-- start of Data rows --
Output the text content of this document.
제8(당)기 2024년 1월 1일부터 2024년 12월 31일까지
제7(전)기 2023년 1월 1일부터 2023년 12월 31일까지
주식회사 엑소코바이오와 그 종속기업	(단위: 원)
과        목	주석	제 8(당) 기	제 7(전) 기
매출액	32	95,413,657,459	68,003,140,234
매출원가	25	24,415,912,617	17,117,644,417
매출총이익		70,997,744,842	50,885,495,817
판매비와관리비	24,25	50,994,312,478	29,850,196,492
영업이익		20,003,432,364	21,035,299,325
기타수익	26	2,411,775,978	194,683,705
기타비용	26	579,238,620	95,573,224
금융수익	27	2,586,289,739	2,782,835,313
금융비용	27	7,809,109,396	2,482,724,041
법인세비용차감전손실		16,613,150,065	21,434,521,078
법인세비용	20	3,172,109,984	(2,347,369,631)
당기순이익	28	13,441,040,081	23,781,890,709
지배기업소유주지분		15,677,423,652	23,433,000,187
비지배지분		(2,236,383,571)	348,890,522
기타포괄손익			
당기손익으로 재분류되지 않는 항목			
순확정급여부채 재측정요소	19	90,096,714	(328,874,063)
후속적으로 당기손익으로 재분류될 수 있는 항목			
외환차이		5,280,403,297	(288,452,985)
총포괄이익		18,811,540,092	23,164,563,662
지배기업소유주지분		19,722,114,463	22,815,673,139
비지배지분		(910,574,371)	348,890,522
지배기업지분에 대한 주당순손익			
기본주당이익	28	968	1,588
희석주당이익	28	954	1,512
-- end of Data rows --
## Set task
Take the records above and return them exactly as written.

## Written solution
Output the text content of this document.
제8(당)기 2024년 1월 1일부터 2024년 12월 31일까지
제7(전)기 2023년 1월 1일부터 2023년 12월 31일까지
주식회사 엑소코바이오와 그 종속기업	(단위: 원)
과        목	주석	제 8(당) 기	제 7(전) 기
매출액	32	95,413,657,459	68,003,140,234
매출원가	25	24,415,912,617	17,117,644,417
매출총이익		70,997,744,842	50,885,495,817
판매비와관리비	24,25	50,994,312,478	29,850,196,492
영업이익		20,003,432,364	21,035,299,325
기타수익	26	2,411,775,978	194,683,705
기타비용	26	579,238,620	95,573,224
금융수익	27	2,586,289,739	2,782,835,313
금융비용	27	7,809,109,396	2,482,724,041
법인세비용차감전손실		16,613,150,065	21,434,521,078
법인세비용	20	3,172,109,984	(2,347,369,631)
당기순이익	28	13,441,040,081	23,781,890,709
지배기업소유주지분		15,677,423,652	23,433,000,187
비지배지분		(2,236,383,571)	348,890,522
기타포괄손익			
당기손익으로 재분류되지 않는 항목			
순확정급여부채 재측정요소	19	90,096,714	(328,874,063)
후속적으로 당기손익으로 재분류될 수 있는 항목			
외환차이		5,280,403,297	(288,452,985)
총포괄이익		18,811,540,092	23,164,563,662
지배기업소유주지분		19,722,114,463	22,815,673,139
비지배지분		(910,574,371)	348,890,522
지배기업지분에 대한 주당순손익			
기본주당이익	28	968	1,588
희석주당이익	28	954	1,512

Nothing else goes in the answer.